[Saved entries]
------------------------------------

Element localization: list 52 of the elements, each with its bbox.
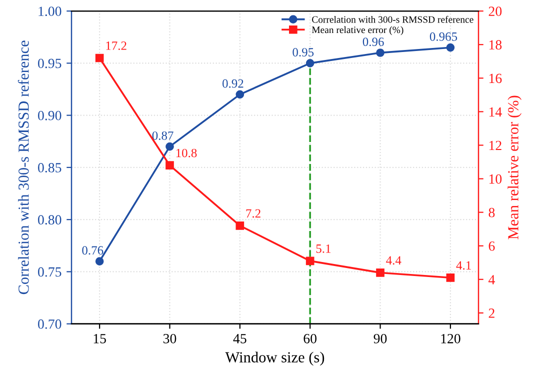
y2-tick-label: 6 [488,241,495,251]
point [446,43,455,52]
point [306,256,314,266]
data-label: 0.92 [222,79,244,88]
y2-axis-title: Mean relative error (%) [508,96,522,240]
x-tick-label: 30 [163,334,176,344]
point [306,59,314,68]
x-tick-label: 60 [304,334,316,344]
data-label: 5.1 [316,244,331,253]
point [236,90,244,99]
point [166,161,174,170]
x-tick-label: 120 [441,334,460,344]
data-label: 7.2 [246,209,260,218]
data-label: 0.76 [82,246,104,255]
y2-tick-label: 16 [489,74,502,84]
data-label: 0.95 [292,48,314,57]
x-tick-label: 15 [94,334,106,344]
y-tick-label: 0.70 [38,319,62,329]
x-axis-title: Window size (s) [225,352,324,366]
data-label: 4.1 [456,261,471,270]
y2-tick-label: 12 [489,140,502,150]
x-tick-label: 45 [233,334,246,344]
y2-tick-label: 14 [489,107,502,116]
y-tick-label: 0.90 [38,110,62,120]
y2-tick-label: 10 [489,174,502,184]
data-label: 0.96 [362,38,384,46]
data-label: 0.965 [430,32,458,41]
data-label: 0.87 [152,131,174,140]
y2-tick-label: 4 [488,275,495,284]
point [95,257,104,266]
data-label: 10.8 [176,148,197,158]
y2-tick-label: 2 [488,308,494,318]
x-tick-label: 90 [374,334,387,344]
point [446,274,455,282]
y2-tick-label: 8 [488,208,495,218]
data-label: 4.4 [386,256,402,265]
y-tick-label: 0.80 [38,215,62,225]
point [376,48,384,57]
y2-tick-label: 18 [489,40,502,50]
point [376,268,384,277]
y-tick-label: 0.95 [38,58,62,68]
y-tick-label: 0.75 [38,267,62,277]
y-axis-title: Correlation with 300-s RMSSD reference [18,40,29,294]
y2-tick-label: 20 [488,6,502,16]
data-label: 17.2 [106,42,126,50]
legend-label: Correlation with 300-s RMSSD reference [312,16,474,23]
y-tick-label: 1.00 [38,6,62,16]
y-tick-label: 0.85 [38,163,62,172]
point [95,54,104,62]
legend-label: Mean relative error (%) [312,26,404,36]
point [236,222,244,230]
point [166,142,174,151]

------------------------------------

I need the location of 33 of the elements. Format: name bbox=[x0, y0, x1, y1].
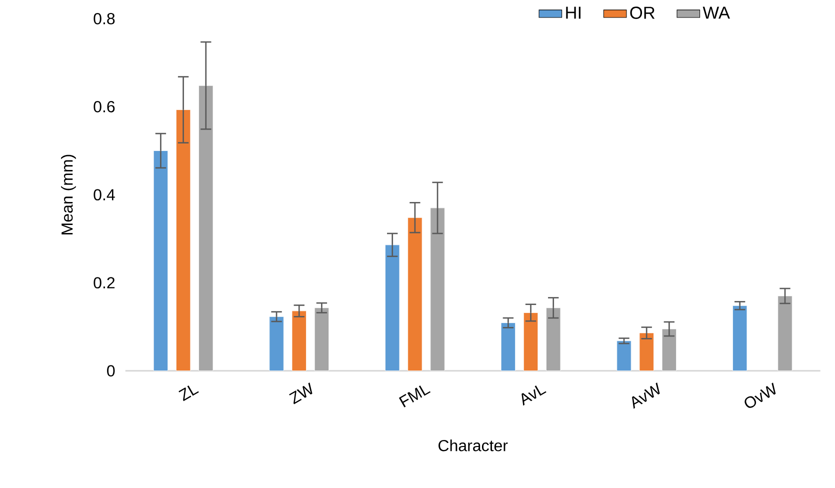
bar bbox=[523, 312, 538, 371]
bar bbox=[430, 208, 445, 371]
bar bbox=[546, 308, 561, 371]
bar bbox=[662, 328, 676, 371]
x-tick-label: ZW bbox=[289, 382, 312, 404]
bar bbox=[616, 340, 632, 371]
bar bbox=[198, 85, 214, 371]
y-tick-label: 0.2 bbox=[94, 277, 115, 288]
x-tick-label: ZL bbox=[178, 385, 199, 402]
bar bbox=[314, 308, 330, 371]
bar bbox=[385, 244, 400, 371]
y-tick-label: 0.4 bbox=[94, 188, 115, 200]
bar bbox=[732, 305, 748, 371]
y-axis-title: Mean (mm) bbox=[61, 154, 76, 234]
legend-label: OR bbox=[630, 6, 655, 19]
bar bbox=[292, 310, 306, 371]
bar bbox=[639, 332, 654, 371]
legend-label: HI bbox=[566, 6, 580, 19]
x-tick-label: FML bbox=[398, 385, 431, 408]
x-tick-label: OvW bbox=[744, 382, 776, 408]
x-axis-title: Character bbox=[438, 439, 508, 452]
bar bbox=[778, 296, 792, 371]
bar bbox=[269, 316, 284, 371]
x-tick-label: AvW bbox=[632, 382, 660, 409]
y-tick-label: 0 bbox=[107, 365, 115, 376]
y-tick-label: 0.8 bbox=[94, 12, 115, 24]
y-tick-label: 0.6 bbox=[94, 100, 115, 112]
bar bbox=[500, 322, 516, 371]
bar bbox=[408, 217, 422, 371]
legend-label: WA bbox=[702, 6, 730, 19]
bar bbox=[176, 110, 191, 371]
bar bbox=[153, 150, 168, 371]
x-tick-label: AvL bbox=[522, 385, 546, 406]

------------------------------------

[What you should do]
Give again the lines of the records from the one containing "bar bbox=[523, 312, 538, 371]" through the one containing "legend-label: WA bbox=[702, 6, 730, 19]", with both of those lines included.

[Solution for this task]
bar bbox=[523, 312, 538, 371]
bar bbox=[430, 208, 445, 371]
bar bbox=[546, 308, 561, 371]
bar bbox=[662, 328, 676, 371]
x-tick-label: ZW bbox=[289, 382, 312, 404]
bar bbox=[616, 340, 632, 371]
bar bbox=[198, 85, 214, 371]
y-tick-label: 0.2 bbox=[94, 277, 115, 288]
x-tick-label: ZL bbox=[178, 385, 199, 402]
bar bbox=[314, 308, 330, 371]
bar bbox=[385, 244, 400, 371]
y-tick-label: 0.4 bbox=[94, 188, 115, 200]
bar bbox=[732, 305, 748, 371]
y-axis-title: Mean (mm) bbox=[61, 154, 76, 234]
legend-label: OR bbox=[630, 6, 655, 19]
bar bbox=[292, 310, 306, 371]
bar bbox=[639, 332, 654, 371]
legend-label: HI bbox=[566, 6, 580, 19]
x-tick-label: FML bbox=[398, 385, 431, 408]
x-tick-label: OvW bbox=[744, 382, 776, 408]
x-axis-title: Character bbox=[438, 439, 508, 452]
bar bbox=[778, 296, 792, 371]
bar bbox=[269, 316, 284, 371]
x-tick-label: AvW bbox=[632, 382, 660, 409]
y-tick-label: 0 bbox=[107, 365, 115, 376]
y-tick-label: 0.8 bbox=[94, 12, 115, 24]
y-tick-label: 0.6 bbox=[94, 100, 115, 112]
bar bbox=[500, 322, 516, 371]
bar bbox=[408, 217, 422, 371]
legend-label: WA bbox=[702, 6, 730, 19]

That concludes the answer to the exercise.